• **REQUEST**
Find the lines below that contain the word "color" and count them. Only the number should be given.

=== EXERCISE INPUT ===

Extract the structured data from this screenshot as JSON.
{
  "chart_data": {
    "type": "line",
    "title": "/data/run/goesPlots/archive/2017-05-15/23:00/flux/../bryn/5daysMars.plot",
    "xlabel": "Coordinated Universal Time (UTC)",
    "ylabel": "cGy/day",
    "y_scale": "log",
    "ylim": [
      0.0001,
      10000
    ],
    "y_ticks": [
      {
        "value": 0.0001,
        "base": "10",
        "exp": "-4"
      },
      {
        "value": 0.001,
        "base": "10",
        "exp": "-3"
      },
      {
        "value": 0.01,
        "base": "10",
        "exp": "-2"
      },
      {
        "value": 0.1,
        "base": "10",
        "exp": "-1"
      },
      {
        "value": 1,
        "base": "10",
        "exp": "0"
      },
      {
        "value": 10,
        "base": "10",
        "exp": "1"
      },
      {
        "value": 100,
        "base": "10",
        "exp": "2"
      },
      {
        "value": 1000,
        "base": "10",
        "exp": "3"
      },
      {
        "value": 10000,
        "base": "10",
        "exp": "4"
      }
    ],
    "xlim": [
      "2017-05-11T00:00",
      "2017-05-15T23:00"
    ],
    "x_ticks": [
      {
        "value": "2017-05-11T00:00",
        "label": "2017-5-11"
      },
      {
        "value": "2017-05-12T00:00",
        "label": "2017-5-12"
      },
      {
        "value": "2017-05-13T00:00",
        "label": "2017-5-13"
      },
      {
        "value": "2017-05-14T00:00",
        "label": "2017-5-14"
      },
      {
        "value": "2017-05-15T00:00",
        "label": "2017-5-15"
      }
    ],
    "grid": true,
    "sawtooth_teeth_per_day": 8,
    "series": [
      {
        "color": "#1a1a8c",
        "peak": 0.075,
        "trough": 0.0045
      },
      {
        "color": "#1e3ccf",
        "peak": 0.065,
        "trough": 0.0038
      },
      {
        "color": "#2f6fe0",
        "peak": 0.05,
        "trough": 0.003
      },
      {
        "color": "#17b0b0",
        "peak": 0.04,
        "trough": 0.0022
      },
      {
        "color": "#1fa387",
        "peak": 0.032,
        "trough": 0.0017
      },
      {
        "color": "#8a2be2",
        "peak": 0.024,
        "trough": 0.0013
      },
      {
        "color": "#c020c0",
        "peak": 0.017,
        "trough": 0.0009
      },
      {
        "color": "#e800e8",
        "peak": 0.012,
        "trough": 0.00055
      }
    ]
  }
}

===

• **SOLUTION TO THIS EXERCISE**
8